Homeoffice, das zeigen Ergebnisse aus anderen Berufsfeldern, kann zu einem größeren Einsatz der Fleißigen führen. Stichwort: immer im Einsatz. Für die gemächlicheren Zeitgenossen kann Homeoffice aber als angenehme Gelegenheit benutzt werden, auch die Freizeit ernst zu nehmen, abgesichert durch sehr flexible Kontrollen. Wenn die Hochschullehrer jetzt, routiniert in ihrem Online-Unterricht und befreit von der Präsenz am Hochschulort, sich in das vierte Corona-Semester verlinken, könnte und müsste die Wissenschaft eigentlich profitieren. Mehr Zeit für Forschung, mehr Zeit für Veröffentlichungen?

···

**Aufgabenstellung:**
#1 Geben Sie aus dem Lesetext wörtlich den Abschnitt aus, der mit "Homeoffice, das zeigen" einsetzt und sich bis einschließlich "Zeit für Veröffentlichungen?" erstreckt.
#2 Nennen Sie sämtliche Personengruppen, die der Lesetext erwähnt.
#3 Beantworten Sie zum Lesetext die folgenden Fragen:
(a) Welches Stichwort wird genannt?
(b) Das wievielte Corona-Semester steht bevor?
(c) Wozu können die gemächlicheren Zeitgenossen das Homeoffice nutzen?
Die Daten sind hierfür ohne Belang.

**Gegebene Daten:**
···

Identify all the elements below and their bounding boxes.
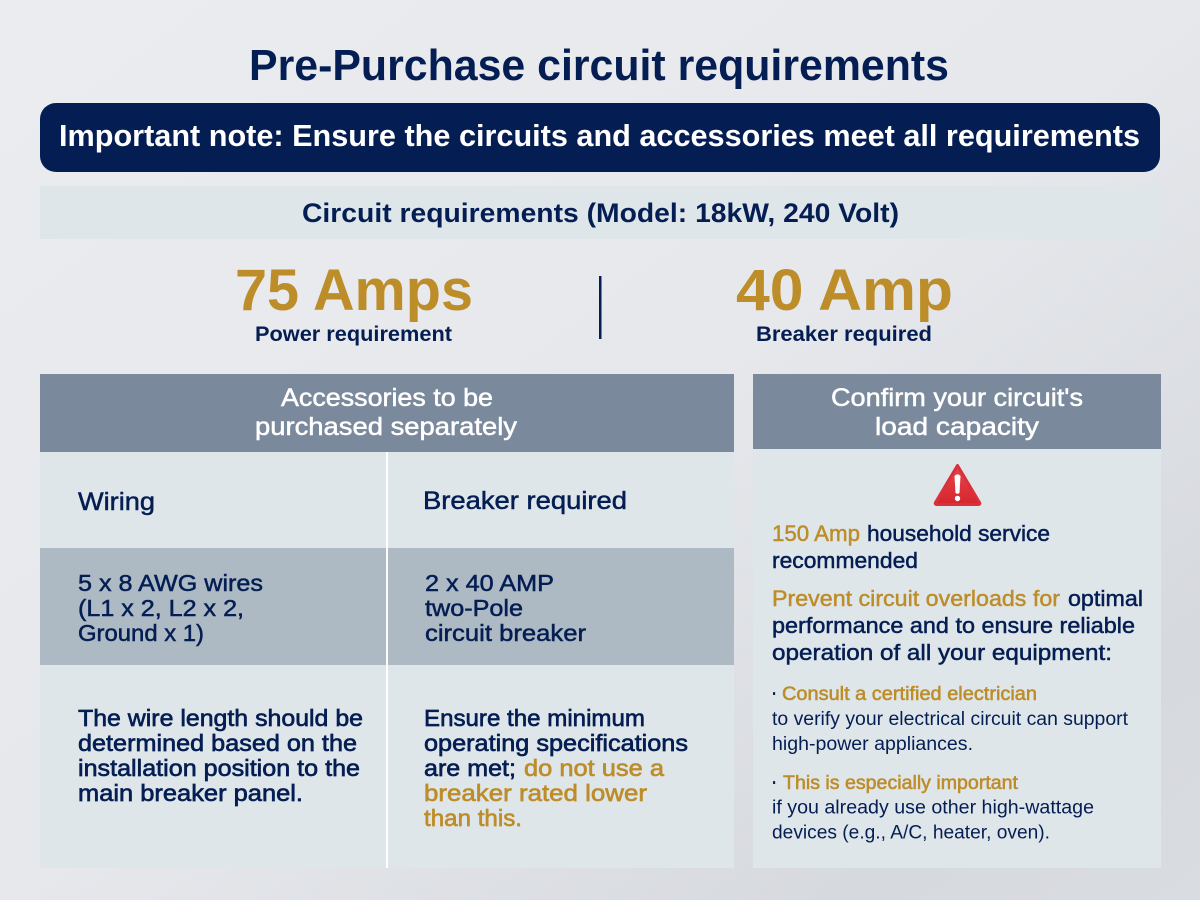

···

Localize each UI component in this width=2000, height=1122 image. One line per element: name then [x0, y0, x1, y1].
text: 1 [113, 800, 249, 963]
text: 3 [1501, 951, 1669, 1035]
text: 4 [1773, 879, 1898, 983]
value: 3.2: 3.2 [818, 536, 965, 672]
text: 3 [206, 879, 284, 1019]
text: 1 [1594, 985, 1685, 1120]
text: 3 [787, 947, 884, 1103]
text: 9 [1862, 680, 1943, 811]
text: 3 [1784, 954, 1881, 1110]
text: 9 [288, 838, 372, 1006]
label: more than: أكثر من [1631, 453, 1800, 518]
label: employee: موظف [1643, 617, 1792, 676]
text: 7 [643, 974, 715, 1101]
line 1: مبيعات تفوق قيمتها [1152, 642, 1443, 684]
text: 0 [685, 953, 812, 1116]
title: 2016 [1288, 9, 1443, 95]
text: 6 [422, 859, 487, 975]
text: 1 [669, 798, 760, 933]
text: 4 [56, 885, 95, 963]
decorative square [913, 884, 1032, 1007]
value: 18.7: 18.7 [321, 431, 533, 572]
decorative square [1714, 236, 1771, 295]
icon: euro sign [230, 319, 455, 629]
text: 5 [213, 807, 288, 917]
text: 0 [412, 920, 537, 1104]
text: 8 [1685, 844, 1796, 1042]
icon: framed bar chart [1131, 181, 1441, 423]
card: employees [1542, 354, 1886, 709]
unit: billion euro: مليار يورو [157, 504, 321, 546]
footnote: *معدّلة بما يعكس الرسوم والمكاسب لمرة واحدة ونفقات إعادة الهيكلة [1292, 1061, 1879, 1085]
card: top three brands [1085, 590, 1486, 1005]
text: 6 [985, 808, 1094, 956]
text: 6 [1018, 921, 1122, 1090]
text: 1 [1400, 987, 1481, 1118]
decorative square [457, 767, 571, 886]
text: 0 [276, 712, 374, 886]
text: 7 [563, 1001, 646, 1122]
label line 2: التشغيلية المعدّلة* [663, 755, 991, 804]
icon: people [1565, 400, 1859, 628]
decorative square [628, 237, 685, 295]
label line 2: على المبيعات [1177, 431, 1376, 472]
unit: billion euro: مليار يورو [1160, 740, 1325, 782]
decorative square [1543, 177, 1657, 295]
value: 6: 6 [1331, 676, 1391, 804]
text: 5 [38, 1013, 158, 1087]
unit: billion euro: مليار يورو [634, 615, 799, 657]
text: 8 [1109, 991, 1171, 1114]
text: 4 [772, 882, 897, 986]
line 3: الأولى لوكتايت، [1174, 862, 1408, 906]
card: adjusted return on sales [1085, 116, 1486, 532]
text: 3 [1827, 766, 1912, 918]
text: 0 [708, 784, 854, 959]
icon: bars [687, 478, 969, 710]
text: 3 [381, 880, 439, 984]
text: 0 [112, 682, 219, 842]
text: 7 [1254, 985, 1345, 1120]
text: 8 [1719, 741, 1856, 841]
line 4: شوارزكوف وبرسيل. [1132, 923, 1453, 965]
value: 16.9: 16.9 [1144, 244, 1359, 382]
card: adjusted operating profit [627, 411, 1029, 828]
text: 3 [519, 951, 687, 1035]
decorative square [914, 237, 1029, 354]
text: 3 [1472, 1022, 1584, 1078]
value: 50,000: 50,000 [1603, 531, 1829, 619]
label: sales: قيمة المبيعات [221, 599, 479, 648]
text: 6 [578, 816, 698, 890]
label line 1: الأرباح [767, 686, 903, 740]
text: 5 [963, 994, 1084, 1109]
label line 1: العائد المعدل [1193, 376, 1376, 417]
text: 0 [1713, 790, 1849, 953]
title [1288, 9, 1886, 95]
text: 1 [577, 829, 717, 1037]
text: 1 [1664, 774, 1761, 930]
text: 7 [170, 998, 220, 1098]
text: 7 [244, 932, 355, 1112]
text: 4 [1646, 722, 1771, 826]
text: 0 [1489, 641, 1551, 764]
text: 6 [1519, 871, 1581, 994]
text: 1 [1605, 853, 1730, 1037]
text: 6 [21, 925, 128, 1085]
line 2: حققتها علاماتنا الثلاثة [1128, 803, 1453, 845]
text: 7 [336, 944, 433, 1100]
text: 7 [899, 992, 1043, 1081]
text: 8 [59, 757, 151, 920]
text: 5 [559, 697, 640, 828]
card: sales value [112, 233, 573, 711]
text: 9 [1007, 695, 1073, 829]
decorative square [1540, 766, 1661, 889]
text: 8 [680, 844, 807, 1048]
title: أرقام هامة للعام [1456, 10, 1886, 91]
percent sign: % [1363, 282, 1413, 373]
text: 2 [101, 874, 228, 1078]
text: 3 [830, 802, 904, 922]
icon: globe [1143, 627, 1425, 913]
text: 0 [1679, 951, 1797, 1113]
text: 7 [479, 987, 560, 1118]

···

**Erwartete Ergebnisse:**
#1
Homeoffice, das zeigen Ergebnisse aus anderen Berufsfeldern, kann zu einem größeren Einsatz der Fleißigen führen. Stichwort: immer im Einsatz. Für die gemächlicheren Zeitgenossen kann Homeoffice aber als angenehme Gelegenheit benutzt werden, auch die Freizeit ernst zu nehmen, abgesichert durch sehr flexible Kontrollen. Wenn die Hochschullehrer jetzt, routiniert in ihrem Online-Unterricht und befreit von der Präsenz am Hochschulort, sich in das vierte Corona-Semester verlinken, könnte und müsste die Wissenschaft eigentlich profitieren. Mehr Zeit für Forschung, mehr Zeit für Veröffentlichungen?

#2
die Fleißigen
die gemächlicheren Zeitgenossen
die Hochschullehrer

#3
(a) Immer im Einsatz.
(b) Das vierte.
(c) Als angenehme Gelegenheit, auch die Freizeit ernst zu nehmen.